_Passage to read_:
_ _ _
What was surprising is that the greatest share of the 27,000 (!) terminations will reportedly come from the services division. Sources told Bloomberg that HP could cut the group by 10,000 people, leaving 15,000 saved. It could be HP's opportunity to be the new type of provider we sometimes hear about.
It's not yet clear how many of these cuts will affect HP's nearshore operations, which were on an accelerated path in the past year or so. There has been some buzz that the company is hiring fewer people than originally projected for its new center in Medellin, but that could be a result of prudent hedging against a tenuous global economy.
It's not like HP can't score any big contracts. As recently as March, the Enterprise Services division landed two of the top 10 IT deals in the world for the month: one for $800M with Sabre Holdings for infrastructure services, and one for $500M with SKF for applications development. In fact, HP routinely appears on this largest-deals list (compiled by the contracts analysts at Ovum).
Or you know what? Maybe it's not surprising that the services group would take the biggest whack. Could it be that HP's braintrust is responding to what some observers of the outsourcing scene have been talking about for a year or so now? What they've been saying is that outsourcing customers are now looking for something more from their provider than boring old standard-issue enterprise IT stuff that almost runs on autopilot.
Customers want partners who can help with innovation, and they want an outsourcing provider who is going to be help them be more competitive. They want a provider who can help them be a more profitable business. They want someone who can deliver in a niche and bring more than just a little added value.
As Robert L. Scheier of Global Delivery Report reported from the recent Sourcing Interest Group summit, "customers are looking to outsourcers to not only save money, but to drive growth, improve quality and drive innovation." They want service providers to "make a more strategic contribution."
_ _ _
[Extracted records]
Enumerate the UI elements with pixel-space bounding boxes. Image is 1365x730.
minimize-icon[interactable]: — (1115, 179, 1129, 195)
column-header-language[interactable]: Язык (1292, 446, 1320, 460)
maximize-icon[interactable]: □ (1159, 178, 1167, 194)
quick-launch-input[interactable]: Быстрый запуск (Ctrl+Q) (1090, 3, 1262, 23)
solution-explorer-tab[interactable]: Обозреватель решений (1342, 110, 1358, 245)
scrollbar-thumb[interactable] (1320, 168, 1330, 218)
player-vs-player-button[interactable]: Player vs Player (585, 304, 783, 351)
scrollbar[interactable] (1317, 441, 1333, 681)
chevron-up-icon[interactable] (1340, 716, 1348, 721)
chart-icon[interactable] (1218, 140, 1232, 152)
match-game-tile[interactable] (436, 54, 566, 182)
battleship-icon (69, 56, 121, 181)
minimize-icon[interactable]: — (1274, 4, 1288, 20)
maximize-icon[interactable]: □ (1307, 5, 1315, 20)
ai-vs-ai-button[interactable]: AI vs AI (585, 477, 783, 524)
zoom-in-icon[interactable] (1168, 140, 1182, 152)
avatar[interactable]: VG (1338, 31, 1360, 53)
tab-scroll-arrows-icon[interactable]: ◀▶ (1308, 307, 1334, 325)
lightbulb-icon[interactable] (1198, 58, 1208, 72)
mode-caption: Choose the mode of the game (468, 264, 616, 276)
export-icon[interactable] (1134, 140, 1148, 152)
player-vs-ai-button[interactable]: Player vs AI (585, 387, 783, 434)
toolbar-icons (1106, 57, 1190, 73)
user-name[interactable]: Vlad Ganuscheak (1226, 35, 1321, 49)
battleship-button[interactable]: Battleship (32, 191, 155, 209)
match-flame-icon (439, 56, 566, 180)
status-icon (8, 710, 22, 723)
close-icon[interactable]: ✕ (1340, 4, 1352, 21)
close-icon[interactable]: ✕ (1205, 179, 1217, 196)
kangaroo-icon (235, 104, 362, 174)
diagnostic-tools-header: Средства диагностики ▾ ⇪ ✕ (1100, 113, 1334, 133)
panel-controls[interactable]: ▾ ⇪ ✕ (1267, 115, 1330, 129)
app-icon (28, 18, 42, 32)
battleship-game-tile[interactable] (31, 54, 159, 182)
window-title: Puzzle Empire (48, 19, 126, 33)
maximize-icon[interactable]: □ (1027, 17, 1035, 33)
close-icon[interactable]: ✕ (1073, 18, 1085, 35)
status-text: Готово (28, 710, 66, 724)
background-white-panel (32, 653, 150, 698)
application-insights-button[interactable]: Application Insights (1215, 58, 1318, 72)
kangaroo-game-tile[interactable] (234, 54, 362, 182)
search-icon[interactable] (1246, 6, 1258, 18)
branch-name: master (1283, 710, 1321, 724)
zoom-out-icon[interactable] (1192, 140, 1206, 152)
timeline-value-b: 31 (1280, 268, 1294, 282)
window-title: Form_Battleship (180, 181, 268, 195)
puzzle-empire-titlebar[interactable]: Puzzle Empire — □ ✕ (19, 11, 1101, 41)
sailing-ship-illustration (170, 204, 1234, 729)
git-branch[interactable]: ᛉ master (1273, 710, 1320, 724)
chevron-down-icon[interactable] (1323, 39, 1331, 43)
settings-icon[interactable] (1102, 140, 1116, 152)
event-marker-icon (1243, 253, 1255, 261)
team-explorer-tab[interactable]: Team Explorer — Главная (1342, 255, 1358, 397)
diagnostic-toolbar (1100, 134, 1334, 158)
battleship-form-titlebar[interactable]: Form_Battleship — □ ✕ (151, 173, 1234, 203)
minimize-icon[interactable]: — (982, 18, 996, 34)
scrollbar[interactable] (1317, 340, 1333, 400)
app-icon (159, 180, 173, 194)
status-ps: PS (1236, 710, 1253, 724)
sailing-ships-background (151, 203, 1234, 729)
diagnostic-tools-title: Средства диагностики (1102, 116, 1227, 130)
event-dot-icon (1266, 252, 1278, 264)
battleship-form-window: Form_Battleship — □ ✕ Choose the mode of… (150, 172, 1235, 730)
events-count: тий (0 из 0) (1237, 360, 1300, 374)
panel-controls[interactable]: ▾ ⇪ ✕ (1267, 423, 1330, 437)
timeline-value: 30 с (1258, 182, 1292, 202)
_ _ _
_Problems_:
#1 Edit the passage about HP's job cuts by giving it again, starting at "It's not yet" and ending at "tenuous global economy.", with "nearshore" replaced by "offshore".
#2 Express the rows of the extracted records as a numbered list, starting at the first row and ending at the row that contains "status-text: Готово (28, 710, 66, 724)". Include only those rows, and leave out blank lines.
The passage about HP's job cuts and the extracted records are unrelated, separate material.

_Solutions for each task_:
#1
It's not yet clear how many of these cuts will affect HP's offshore operations, which were on an accelerated path in the past year or so. There has been some buzz that the company is hiring fewer people than originally projected for its new center in Medellin, but that could be a result of prudent hedging against a tenuous global economy.

#2
1. Enumerate the UI elements with pixel-space bounding boxes. Image is 1365x730.
2. minimize-icon[interactable]: — (1115, 179, 1129, 195)
3. column-header-language[interactable]: Язык (1292, 446, 1320, 460)
4. maximize-icon[interactable]: □ (1159, 178, 1167, 194)
5. quick-launch-input[interactable]: Быстрый запуск (Ctrl+Q) (1090, 3, 1262, 23)
6. solution-explorer-tab[interactable]: Обозреватель решений (1342, 110, 1358, 245)
7. scrollbar-thumb[interactable] (1320, 168, 1330, 218)
8. player-vs-player-button[interactable]: Player vs Player (585, 304, 783, 351)
9. scrollbar[interactable] (1317, 441, 1333, 681)
10. chevron-up-icon[interactable] (1340, 716, 1348, 721)
11. chart-icon[interactable] (1218, 140, 1232, 152)
12. match-game-tile[interactable] (436, 54, 566, 182)
13. battleship-icon (69, 56, 121, 181)
14. minimize-icon[interactable]: — (1274, 4, 1288, 20)
15. maximize-icon[interactable]: □ (1307, 5, 1315, 20)
16. ai-vs-ai-button[interactable]: AI vs AI (585, 477, 783, 524)
17. zoom-in-icon[interactable] (1168, 140, 1182, 152)
18. avatar[interactable]: VG (1338, 31, 1360, 53)
19. tab-scroll-arrows-icon[interactable]: ◀▶ (1308, 307, 1334, 325)
20. lightbulb-icon[interactable] (1198, 58, 1208, 72)
21. mode-caption: Choose the mode of the game (468, 264, 616, 276)
22. export-icon[interactable] (1134, 140, 1148, 152)
23. player-vs-ai-button[interactable]: Player vs AI (585, 387, 783, 434)
24. toolbar-icons (1106, 57, 1190, 73)
25. user-name[interactable]: Vlad Ganuscheak (1226, 35, 1321, 49)
26. battleship-button[interactable]: Battleship (32, 191, 155, 209)
27. match-flame-icon (439, 56, 566, 180)
28. status-icon (8, 710, 22, 723)
29. close-icon[interactable]: ✕ (1340, 4, 1352, 21)
30. close-icon[interactable]: ✕ (1205, 179, 1217, 196)
31. kangaroo-icon (235, 104, 362, 174)
32. diagnostic-tools-header: Средства диагностики ▾ ⇪ ✕ (1100, 113, 1334, 133)
33. panel-controls[interactable]: ▾ ⇪ ✕ (1267, 115, 1330, 129)
34. app-icon (28, 18, 42, 32)
35. battleship-game-tile[interactable] (31, 54, 159, 182)
36. window-title: Puzzle Empire (48, 19, 126, 33)
37. maximize-icon[interactable]: □ (1027, 17, 1035, 33)
38. close-icon[interactable]: ✕ (1073, 18, 1085, 35)
39. status-text: Готово (28, 710, 66, 724)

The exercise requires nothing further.